# start of Stored records

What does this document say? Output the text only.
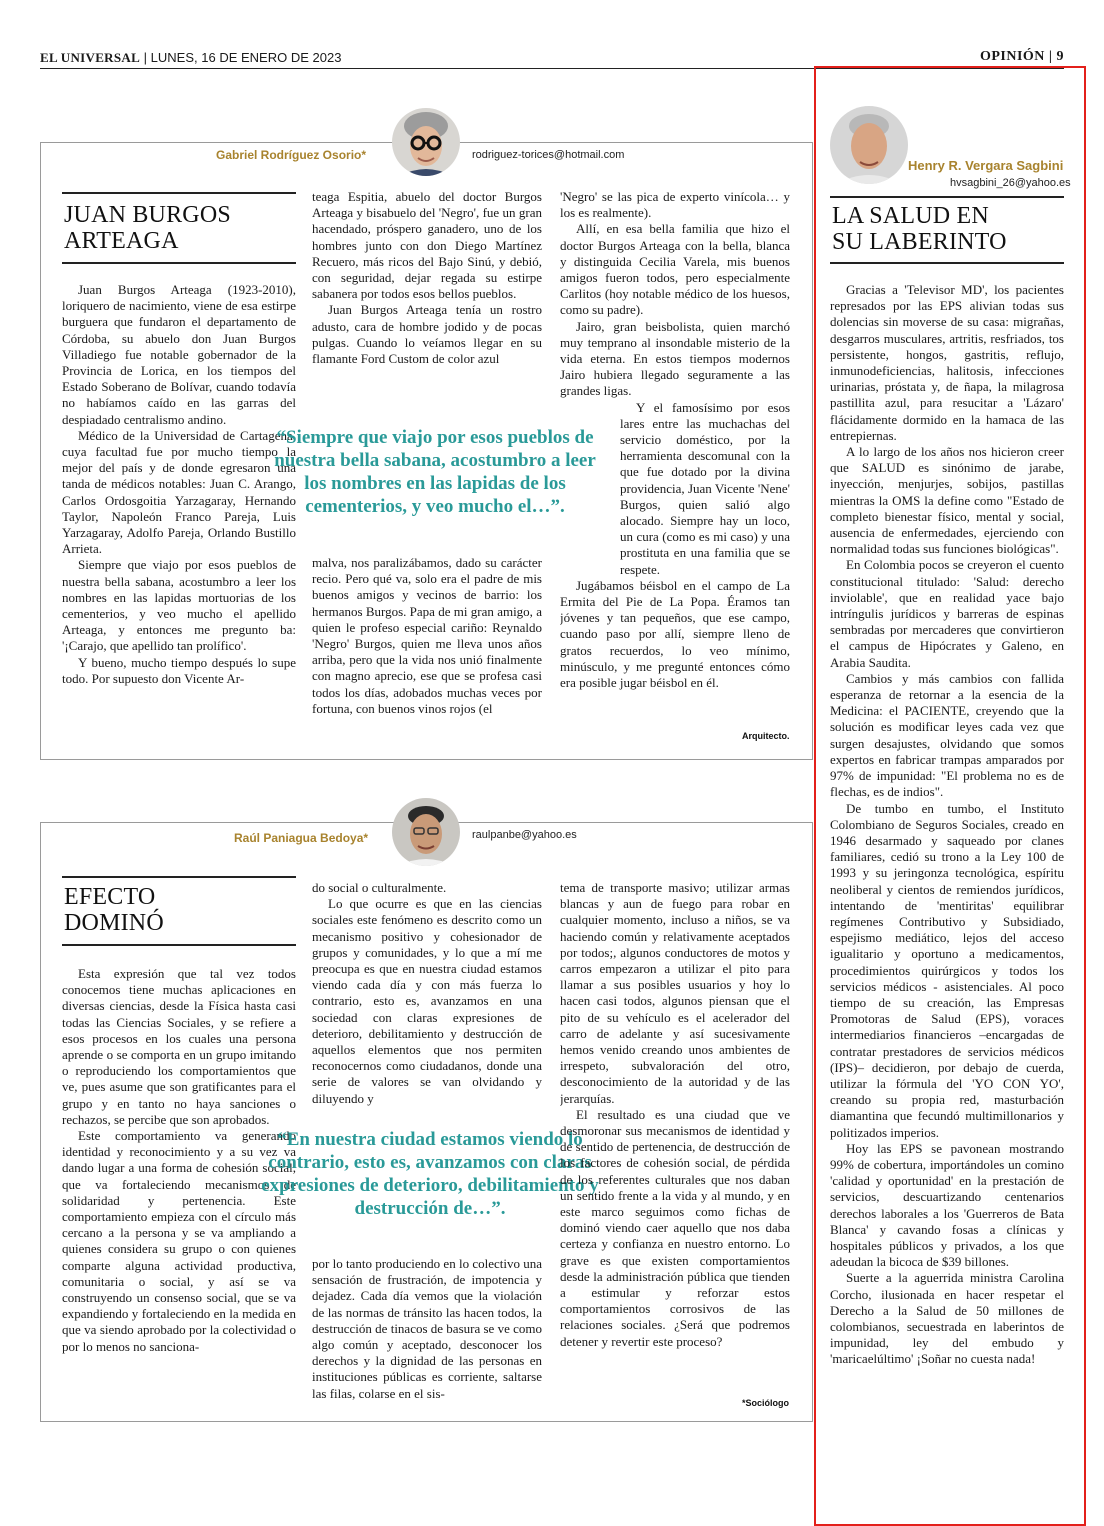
EL UNIVERSAL | LUNES, 16 DE ENERO DE 2023	OPINIÓN | 9
Gabriel Rodríguez Osorio*	rodriguez-torices@hotmail.com
JUAN BURGOS
ARTEAGA

Juan Burgos Arteaga (1923-2010), loriquero de nacimiento, viene de esa estirpe burguera que fundaron el departamento de Córdoba, su abuelo don Juan Burgos Villadiego fue notable gobernador de la Provincia de Lorica, en los tiempos del Estado Soberano de Bolívar, cuando todavía no habíamos caído en las garras del despiadado centralismo andino.

Médico de la Universidad de Cartagena, cuya facultad fue por mucho tiempo la mejor del país y de donde egresaron una tanda de médicos notables: Juan C. Arango, Carlos Ordosgoitia Yarzagaray, Hernando Taylor, Napoleón Franco Pareja, Luis Yarzagaray, Adolfo Pareja, Orlando Bustillo Arrieta.

Siempre que viajo por esos pueblos de nuestra bella sabana, acostumbro a leer los nombres en las lapidas mortuorias de los cementerios, y veo mucho el apellido Arteaga, y entonces me pregunto ba: '¡Carajo, que apellido tan prolífico'.

Y bueno, mucho tiempo después lo supe todo. Por supuesto don Vicente Ar-

teaga Espitia, abuelo del doctor Burgos Arteaga y bisabuelo del 'Negro', fue un gran hacendado, próspero ganadero, uno de los hombres junto con don Diego Martínez Recuero, más ricos del Bajo Sinú, y debió, con seguridad, dejar regada su estirpe sabanera por todos esos bellos pueblos.

Juan Burgos Arteaga tenía un rostro adusto, cara de hombre jodido y de pocas pulgas. Cuando lo veíamos llegar en su flamante Ford Custom de color azul

“Siempre que viajo por esos pueblos de nuestra bella sabana, acostumbro a leer los nombres en las lapidas de los cementerios, y veo mucho el…”.

malva, nos paralizábamos, dado su carácter recio. Pero qué va, solo era el padre de mis buenos amigos y vecinos de barrio: los hermanos Burgos. Papa de mi gran amigo, a quien le profeso especial cariño: Reynaldo 'Negro' Burgos, quien me lleva unos años arriba, pero que la vida nos unió finalmente con magno aprecio, ese que se profesa casi todos los días, adobados muchas veces por fortuna, con buenos vinos rojos (el

'Negro' se las pica de experto vinícola… y los es realmente).

Allí, en esa bella familia que hizo el doctor Burgos Arteaga con la bella, blanca y distinguida Cecilia Varela, mis buenos amigos fueron todos, pero especialmente Carlitos (hoy notable médico de los huesos, como su padre).

Jairo, gran beisbolista, quien marchó muy temprano al insondable misterio de la vida eterna. En estos tiempos modernos Jairo hubiera llegado seguramente a las grandes ligas.

Y el famosísimo por esos lares entre las muchachas del servicio doméstico, por la herramienta descomunal con la que fue dotado por la divina providencia, Juan Vicente 'Nene' Burgos, quien salió algo alocado. Siempre hay un loco, un cura (como es mi caso) y una prostituta en una familia que se respete.

Jugábamos béisbol en el campo de La Ermita del Pie de La Popa. Éramos tan jóvenes y tan pequeños, que ese campo, cuando paso por allí, siempre lleno de gratos recuerdos, lo veo mínimo, minúsculo, y me pregunté entonces cómo era posible jugar béisbol en él.

Arquitecto.
Raúl Paniagua Bedoya*	raulpanbe@yahoo.es
EFECTO
DOMINÓ

Esta expresión que tal vez todos conocemos tiene muchas aplicaciones en diversas ciencias, desde la Física hasta casi todas las Ciencias Sociales, y se refiere a esos procesos en los cuales una persona aprende o se comporta en un grupo imitando o reproduciendo los comportamientos que ve, pues asume que son gratificantes para el grupo y en tanto no haya sanciones o rechazos, se percibe que son aprobados.

Este comportamiento va generando identidad y reconocimiento y a su vez va dando lugar a una forma de cohesión social, que va fortaleciendo mecanismos de solidaridad y pertenencia. Este comportamiento empieza con el círculo más cercano a la persona y se va ampliando a quienes considera su grupo o con quienes comparte alguna actividad productiva, comunitaria o social, y así se va construyendo un consenso social, que se va expandiendo y fortaleciendo en la medida en que va siendo aprobado por la colectividad o por lo menos no sanciona-

do social o culturalmente.

Lo que ocurre es que en las ciencias sociales este fenómeno es descrito como un mecanismo positivo y cohesionador de grupos y comunidades, y lo que a mí me preocupa es que en nuestra ciudad estamos viendo cada día y con más fuerza lo contrario, esto es, avanzamos en una sociedad con claras expresiones de deterioro, debilitamiento y destrucción de aquellos elementos que nos permiten reconocernos como ciudadanos, donde una serie de valores se van olvidando y diluyendo y

“En nuestra ciudad estamos viendo lo contrario, esto es, avanzamos con claras expresiones de deterioro, debilitamiento y destrucción de…”.

por lo tanto produciendo en lo colectivo una sensación de frustración, de impotencia y dejadez. Cada día vemos que la violación de las normas de tránsito las hacen todos, la destrucción de tinacos de basura se ve como algo común y aceptado, desconocer los derechos y la dignidad de las personas en instituciones públicas es corriente, saltarse las filas, colarse en el sis-

tema de transporte masivo; utilizar armas blancas y aun de fuego para robar en cualquier momento, incluso a niños, se va haciendo común y relativamente aceptados por todos;, algunos conductores de motos y carros empezaron a utilizar el pito para llamar a sus posibles usuarios y hoy lo hacen casi todos, algunos piensan que el pito de su vehículo es el acelerador del carro de adelante y así sucesivamente hemos venido creando unos ambientes de irrespeto, subvaloración del otro, desconocimiento de la autoridad y de las jerarquías.

El resultado es una ciudad que ve desmoronar sus mecanismos de identidad y de sentido de pertenencia, de destrucción de los factores de cohesión social, de pérdida de los referentes culturales que nos daban un sentido frente a la vida y al mundo, y en este marco seguimos como fichas de dominó viendo caer aquello que nos daba certeza y confianza en nuestro entorno. Lo grave es que existen comportamientos desde la administración pública que tienden a estimular y reforzar estos comportamientos corrosivos de las relaciones sociales. ¿Será que podremos detener y revertir este proceso?

*Sociólogo
Henry R. Vergara Sagbini
hvsagbini_26@yahoo.es
LA SALUD EN
SU LABERINTO

Gracias a 'Televisor MD', los pacientes represados por las EPS alivian todas sus dolencias sin moverse de su casa: migrañas, desgarros musculares, artritis, resfriados, tos persistente, hongos, gastritis, reflujo, inmunodeficiencias, halitosis, infecciones urinarias, próstata y, de ñapa, la milagrosa pastillita azul, para resucitar a 'Lázaro' flácidamente dormido en la hamaca de las entrepiernas.

A lo largo de los años nos hicieron creer que SALUD es sinónimo de jarabe, inyección, menjurjes, sobijos, pastillas mientras la OMS la define como "Estado de completo bienestar físico, mental y social, ausencia de enfermedades, ejerciendo con normalidad todas sus funciones biológicas".

En Colombia pocos se creyeron el cuento constitucional titulado: 'Salud: derecho inviolable', que en realidad yace bajo intríngulis jurídicos y barreras de espinas sembradas por mercaderes que convirtieron el campus de Hipócrates y Galeno, en Arabia Saudita.

Cambios y más cambios con fallida esperanza de retornar a la esencia de la Medicina: el PACIENTE, creyendo que la solución es modificar leyes cada vez que surgen desajustes, olvidando que somos expertos en fabricar trampas amparados por 97% de impunidad: "El problema no es de flechas, es de indios".

De tumbo en tumbo, el Instituto Colombiano de Seguros Sociales, creado en 1946 desarmado y saqueado por clanes familiares, cedió su trono a la Ley 100 de 1993 y su jeringonza tecnológica, espíritu neoliberal y cientos de remiendos jurídicos, intentando de 'mentiritas' equilibrar regímenes Contributivo y Subsidiado, espejismo mediático, lejos del acceso igualitario y oportuno a medicamentos, procedimientos quirúrgicos y todos los servicios médicos - asistenciales. Al poco tiempo de su creación, las Empresas Promotoras de Salud (EPS), voraces intermediarios financieros –encargadas de contratar prestadores de servicios médicos (IPS)– decidieron, por debajo de cuerda, utilizar la fórmula del 'YO CON YO', creando su propia red, masturbación diamantina que fecundó multimillonarios y politizados imperios.

Hoy las EPS se pavonean mostrando 99% de cobertura, importándoles un comino 'calidad y oportunidad' en la prestación de servicios, descuartizando centenarios derechos laborales a los 'Guerreros de Bata Blanca' y cavando fosas a clínicas y hospitales públicos y privados, a los que adeudan la bicoca de $39 billones.

Suerte a la aguerrida ministra Carolina Corcho, ilusionada en hacer respetar el Derecho a la Salud de 50 millones de colombianos, secuestrada en laberintos de impunidad, ley del embudo y 'maricaelúltimo' ¡Soñar no cuesta nada!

# end of Stored records

> To do: Which lines include the word "estamos"? Copy every one of them.

> Solution to the problem:
Lo que ocurre es que en las ciencias sociales este fenómeno es descrito como un mecanismo positivo y cohesionador de grupos y comunidades, y lo que a mí me preocupa es que en nuestra ciudad estamos viendo cada día y con más fuerza lo contrario, esto es, avanzamos en una sociedad con claras expresiones de deterioro, debilitamiento y destrucción de aquellos elementos que nos permiten reconocernos como ciudadanos, donde una serie de valores se van olvidando y diluyendo y
“En nuestra ciudad estamos viendo lo contrario, esto es, avanzamos con claras expresiones de deterioro, debilitamiento y destrucción de…”.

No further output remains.